WRITTEN TASK: Return the number of lines holding "notificación", with nothing added.

=== INPUT ROWS ===

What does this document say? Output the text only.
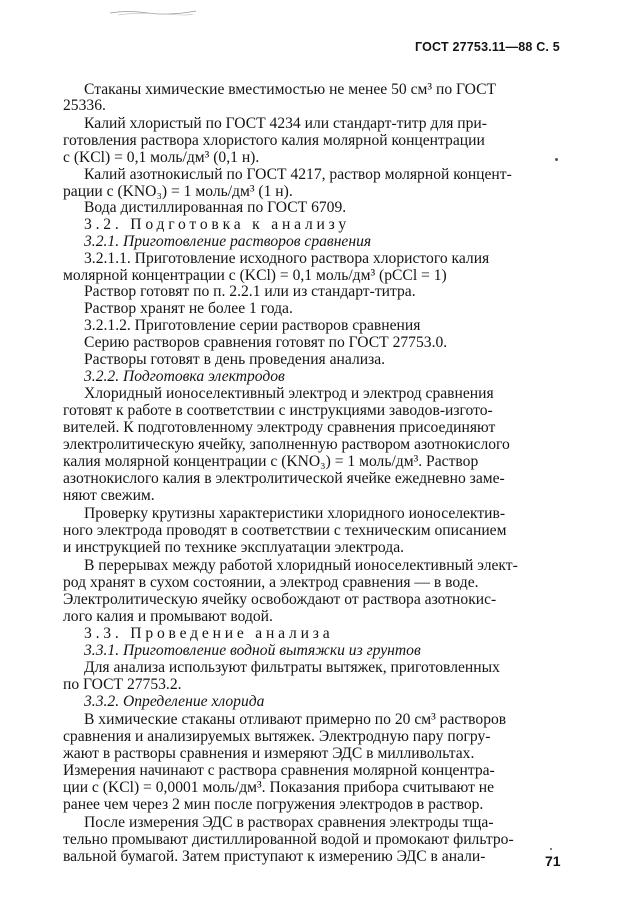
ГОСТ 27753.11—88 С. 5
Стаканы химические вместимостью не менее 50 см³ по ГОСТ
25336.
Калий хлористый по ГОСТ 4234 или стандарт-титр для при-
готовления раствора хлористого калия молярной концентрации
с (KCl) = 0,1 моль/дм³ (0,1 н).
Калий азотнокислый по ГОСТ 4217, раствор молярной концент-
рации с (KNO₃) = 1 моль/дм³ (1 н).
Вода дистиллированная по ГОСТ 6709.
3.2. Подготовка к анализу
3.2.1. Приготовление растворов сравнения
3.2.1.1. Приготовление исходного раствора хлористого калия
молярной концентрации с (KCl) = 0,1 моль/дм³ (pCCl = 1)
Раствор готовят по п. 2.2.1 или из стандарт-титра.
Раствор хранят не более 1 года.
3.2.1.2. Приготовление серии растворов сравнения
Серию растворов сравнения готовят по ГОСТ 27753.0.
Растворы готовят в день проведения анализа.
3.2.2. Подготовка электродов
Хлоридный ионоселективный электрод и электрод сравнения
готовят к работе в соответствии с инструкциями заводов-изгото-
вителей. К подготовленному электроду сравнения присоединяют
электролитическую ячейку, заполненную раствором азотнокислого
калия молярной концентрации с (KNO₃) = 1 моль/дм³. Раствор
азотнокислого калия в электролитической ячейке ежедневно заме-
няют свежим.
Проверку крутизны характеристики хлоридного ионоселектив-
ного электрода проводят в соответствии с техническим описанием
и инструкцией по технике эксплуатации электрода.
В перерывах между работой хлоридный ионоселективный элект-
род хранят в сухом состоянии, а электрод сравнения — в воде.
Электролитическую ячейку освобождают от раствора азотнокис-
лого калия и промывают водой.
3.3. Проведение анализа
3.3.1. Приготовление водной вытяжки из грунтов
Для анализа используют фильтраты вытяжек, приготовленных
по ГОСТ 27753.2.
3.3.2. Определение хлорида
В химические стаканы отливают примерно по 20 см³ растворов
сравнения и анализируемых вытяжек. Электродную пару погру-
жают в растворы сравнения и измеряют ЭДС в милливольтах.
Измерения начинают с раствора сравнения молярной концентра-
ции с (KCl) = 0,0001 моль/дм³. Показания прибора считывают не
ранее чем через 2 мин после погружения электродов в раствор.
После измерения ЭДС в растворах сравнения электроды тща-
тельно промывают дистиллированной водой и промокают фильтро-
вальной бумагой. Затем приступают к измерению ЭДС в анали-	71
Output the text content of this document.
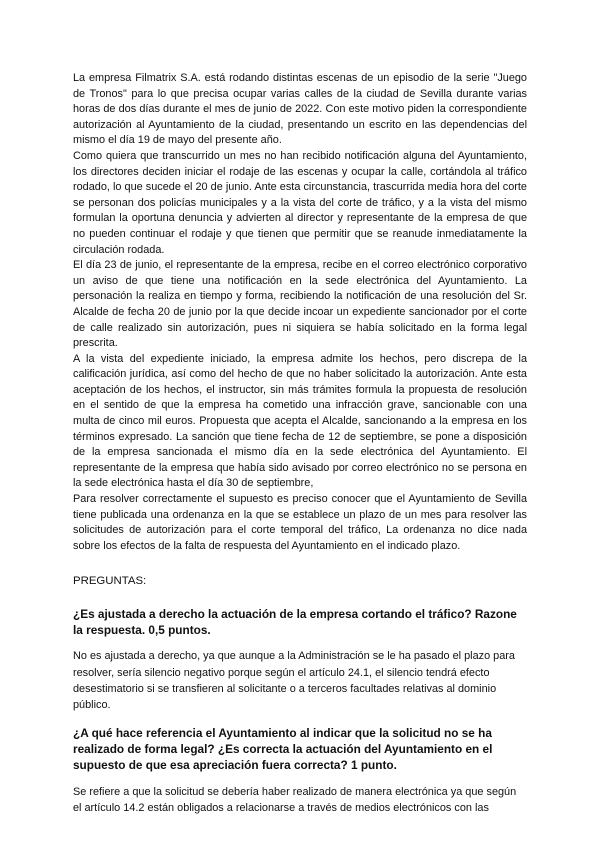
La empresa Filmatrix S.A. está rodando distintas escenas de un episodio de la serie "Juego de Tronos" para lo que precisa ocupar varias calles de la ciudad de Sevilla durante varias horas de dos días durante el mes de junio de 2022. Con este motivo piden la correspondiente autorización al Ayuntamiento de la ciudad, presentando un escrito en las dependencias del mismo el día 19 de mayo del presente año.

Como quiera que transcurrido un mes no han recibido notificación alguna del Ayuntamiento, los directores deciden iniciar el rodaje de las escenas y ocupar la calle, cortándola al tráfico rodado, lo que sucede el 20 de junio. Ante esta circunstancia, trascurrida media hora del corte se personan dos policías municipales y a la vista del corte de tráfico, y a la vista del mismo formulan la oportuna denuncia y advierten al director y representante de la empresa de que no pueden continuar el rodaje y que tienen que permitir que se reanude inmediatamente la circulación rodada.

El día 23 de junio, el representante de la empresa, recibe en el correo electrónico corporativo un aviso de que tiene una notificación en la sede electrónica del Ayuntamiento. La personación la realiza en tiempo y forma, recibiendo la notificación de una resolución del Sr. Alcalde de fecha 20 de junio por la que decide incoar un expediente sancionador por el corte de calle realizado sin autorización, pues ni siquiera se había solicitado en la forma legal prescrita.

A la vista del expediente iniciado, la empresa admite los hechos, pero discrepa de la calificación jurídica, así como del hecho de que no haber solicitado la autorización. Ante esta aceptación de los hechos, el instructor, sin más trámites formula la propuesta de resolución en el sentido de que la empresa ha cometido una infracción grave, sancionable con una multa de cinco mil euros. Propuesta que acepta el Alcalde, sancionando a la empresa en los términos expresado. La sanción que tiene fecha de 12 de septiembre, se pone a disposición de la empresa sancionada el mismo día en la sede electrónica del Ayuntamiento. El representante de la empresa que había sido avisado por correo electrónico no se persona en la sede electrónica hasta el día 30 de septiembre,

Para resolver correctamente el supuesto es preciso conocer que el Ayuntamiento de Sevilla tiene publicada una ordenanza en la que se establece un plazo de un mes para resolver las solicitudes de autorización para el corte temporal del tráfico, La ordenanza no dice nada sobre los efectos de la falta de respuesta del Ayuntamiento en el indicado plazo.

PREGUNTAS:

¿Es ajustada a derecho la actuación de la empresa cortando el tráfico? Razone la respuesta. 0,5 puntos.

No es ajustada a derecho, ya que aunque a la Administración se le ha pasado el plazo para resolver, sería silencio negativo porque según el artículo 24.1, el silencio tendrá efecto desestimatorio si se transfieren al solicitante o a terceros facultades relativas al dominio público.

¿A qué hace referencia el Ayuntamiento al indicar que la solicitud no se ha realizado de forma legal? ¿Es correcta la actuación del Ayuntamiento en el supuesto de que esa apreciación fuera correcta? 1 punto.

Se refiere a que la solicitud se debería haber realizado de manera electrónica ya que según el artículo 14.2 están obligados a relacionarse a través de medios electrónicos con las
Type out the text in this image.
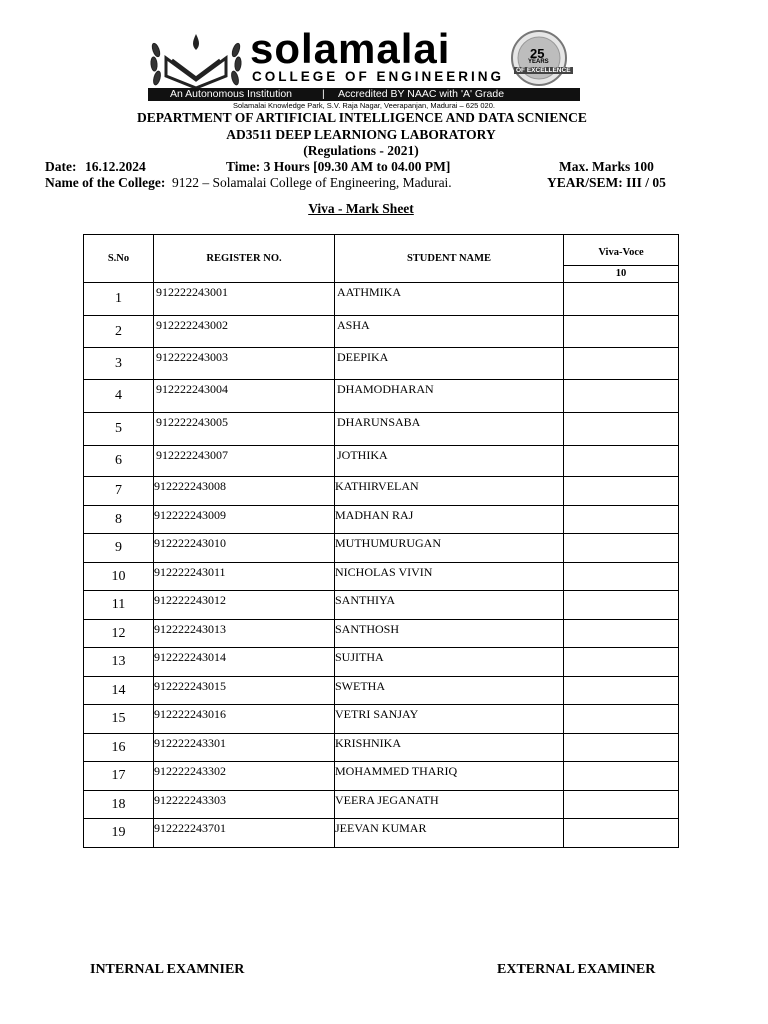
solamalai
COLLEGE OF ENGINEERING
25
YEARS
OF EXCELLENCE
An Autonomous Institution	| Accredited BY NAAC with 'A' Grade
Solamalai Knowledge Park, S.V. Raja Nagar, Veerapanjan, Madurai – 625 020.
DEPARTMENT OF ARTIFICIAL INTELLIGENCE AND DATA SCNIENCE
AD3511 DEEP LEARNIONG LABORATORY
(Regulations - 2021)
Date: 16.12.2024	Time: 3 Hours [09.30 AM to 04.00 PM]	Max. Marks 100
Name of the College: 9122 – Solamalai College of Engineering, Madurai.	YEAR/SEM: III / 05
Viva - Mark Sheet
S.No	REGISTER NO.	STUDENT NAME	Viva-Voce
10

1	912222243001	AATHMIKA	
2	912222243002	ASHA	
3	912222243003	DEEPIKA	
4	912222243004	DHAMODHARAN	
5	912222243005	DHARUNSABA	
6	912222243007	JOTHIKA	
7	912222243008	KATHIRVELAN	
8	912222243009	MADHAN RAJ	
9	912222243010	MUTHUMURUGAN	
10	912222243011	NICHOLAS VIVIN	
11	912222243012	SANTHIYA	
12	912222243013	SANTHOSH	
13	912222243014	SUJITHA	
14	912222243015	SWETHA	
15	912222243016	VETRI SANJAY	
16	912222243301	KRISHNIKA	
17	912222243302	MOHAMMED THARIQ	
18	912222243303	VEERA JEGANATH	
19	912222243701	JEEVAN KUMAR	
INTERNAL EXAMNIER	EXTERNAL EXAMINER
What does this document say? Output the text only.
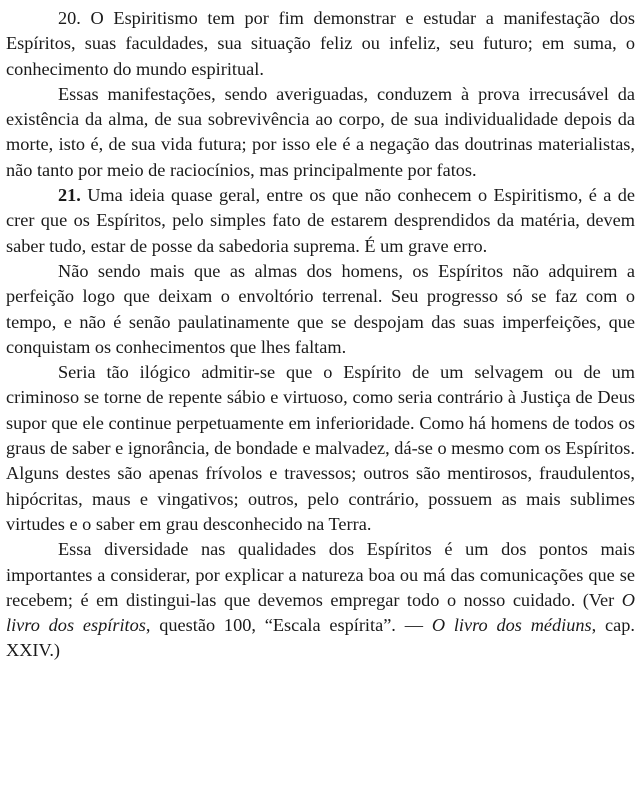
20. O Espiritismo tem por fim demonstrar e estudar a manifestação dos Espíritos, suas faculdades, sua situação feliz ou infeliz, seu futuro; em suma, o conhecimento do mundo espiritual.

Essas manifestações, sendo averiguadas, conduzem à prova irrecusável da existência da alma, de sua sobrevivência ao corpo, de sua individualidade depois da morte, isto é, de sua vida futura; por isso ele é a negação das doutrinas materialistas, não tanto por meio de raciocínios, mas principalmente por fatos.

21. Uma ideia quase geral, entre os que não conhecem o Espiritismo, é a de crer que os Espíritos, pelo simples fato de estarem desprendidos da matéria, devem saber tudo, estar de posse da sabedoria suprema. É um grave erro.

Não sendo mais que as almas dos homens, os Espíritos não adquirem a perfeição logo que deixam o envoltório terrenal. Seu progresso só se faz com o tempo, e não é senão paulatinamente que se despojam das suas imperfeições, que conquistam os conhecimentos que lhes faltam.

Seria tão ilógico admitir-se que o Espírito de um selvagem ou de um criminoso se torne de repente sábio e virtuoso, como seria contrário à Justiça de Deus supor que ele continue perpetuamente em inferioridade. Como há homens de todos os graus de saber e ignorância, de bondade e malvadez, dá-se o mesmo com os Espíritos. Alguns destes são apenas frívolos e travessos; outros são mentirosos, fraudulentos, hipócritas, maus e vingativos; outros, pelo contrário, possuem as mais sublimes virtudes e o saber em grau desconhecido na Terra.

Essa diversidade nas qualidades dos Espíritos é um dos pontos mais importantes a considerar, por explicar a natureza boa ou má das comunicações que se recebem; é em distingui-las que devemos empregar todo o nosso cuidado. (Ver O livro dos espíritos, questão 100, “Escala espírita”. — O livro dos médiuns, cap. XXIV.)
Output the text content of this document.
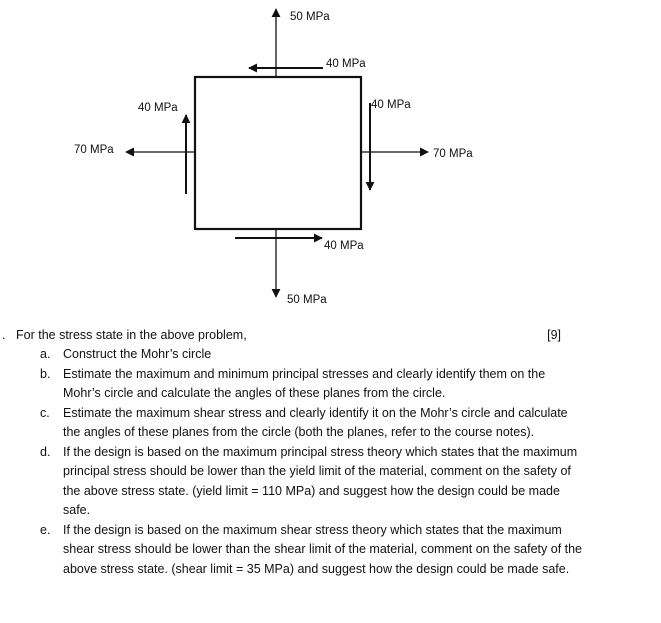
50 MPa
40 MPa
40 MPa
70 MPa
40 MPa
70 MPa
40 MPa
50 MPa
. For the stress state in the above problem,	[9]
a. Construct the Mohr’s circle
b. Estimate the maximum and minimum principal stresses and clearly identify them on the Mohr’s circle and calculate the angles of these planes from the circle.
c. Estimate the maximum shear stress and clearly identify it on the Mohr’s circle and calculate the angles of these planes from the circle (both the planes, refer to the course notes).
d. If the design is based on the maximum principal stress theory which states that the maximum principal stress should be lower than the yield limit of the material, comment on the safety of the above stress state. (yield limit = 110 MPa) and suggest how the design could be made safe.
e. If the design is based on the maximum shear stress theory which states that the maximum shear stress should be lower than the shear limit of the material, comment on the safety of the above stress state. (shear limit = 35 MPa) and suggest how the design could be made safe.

===

THE OUTPUT: 2